* **Selected excerpt**
********

Mishra A.R.,Citrus Research and Education Center | Karimi D.,Citrus Research and Education Center | Ehsani R.,Citrus Research and Education Center | Lee W.S.,University of Florida
Transactions of the ASABE | Year: 2012

Citrus greening, also known as Huanglongbing or HLB, is a major threat to the U.S. citrus industry. Currently, scouting and visual inspection are used for screening infected trees. However, this is a time-consuming and expensive method for HLB disease detection. Moreover, as it is subjective, the current method exhibits high detection error rates. The objective of this study was to investigate the potential of visible and near-infrared (VIS-NIR) spectroscopy for identifying HLB-infected citrus trees. The spectral data from infected and healthy orange trees of the Valencia variety were collected from four different orchards in Florida. Two different spectroradiometers with a spectral range of 350 to 2500 nm were used to collect the canopy reflectance spectral data. Three classification techniques were used to classify the data: k-nearest neighbors (KNN), logistic regression (LR), and support vector machines (SVM). Analysis showed that using only one canopy reflectance observation per tree was inadequate. None of the classification methods was successful in discriminating healthy trees from HLB-infected trees because of the large variability in the canopy reflectance spectral data. When five spectra from the same tree were used for classification, the SVM and weighted KNN methods classified spectra with 3.0% and 6.5% error rates, respectively. The results from this study indicate that canopy VIS-NIR spectral reflectance data can be used to detect HLB-infected citrus trees; however, high classification accuracy (>90%) requires multiple measurements from a single tree. © 2012 American Society of Agricultural and Biological Engineers.

********

* **Data extract**
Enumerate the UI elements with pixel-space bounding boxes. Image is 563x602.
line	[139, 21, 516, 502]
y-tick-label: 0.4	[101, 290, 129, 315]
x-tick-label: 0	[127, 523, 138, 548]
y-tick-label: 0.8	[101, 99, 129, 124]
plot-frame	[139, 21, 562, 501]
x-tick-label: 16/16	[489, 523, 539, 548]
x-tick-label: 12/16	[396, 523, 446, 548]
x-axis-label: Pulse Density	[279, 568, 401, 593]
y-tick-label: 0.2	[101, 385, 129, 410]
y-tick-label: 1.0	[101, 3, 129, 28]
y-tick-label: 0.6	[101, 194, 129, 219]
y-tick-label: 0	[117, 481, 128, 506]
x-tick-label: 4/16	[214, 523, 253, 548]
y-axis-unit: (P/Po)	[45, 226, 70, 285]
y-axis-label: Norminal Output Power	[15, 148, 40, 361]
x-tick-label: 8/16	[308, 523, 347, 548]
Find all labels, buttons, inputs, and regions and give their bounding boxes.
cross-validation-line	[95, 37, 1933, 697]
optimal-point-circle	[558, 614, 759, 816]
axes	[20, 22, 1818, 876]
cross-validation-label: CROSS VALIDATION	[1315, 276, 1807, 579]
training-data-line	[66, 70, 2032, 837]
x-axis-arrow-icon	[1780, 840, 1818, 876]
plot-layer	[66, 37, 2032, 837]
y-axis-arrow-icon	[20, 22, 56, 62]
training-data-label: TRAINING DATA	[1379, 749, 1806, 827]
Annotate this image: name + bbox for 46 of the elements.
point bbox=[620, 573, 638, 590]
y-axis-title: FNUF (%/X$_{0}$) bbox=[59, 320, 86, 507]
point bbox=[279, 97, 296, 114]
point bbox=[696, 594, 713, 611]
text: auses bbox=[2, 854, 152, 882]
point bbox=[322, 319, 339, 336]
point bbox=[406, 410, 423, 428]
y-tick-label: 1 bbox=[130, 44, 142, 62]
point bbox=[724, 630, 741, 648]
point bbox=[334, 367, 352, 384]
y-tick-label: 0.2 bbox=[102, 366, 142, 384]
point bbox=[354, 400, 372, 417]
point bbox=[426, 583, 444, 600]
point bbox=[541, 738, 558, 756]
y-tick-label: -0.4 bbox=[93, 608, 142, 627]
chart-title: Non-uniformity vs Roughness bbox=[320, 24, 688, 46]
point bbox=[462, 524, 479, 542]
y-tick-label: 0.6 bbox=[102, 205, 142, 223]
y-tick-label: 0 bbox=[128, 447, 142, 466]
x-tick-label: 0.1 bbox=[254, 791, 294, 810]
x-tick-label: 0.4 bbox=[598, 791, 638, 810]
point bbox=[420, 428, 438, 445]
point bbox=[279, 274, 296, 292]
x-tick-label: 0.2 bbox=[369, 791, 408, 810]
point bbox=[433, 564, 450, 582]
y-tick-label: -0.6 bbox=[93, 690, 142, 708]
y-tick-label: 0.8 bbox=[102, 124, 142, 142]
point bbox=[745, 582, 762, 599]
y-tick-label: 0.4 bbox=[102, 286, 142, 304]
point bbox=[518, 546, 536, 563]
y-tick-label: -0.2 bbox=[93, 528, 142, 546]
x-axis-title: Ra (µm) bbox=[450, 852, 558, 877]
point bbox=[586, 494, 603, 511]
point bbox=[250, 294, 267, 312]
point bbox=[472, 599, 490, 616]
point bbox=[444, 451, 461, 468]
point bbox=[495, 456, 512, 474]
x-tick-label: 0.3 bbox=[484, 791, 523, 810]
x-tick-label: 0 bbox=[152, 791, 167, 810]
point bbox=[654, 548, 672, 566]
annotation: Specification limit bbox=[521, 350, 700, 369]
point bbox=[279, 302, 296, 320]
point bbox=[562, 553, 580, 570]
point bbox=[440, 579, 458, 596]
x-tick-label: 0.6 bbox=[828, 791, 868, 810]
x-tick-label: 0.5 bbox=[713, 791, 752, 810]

********

* **Exercise description**
Translate this sentence from the abstract on citrus greening into Spanish: "Currently, scouting and visual inspection are used for screening infected trees."

* **Task solution**
Actualmente, se utilizan el monitoreo en campo y la inspección visual para identificar los árboles infectados.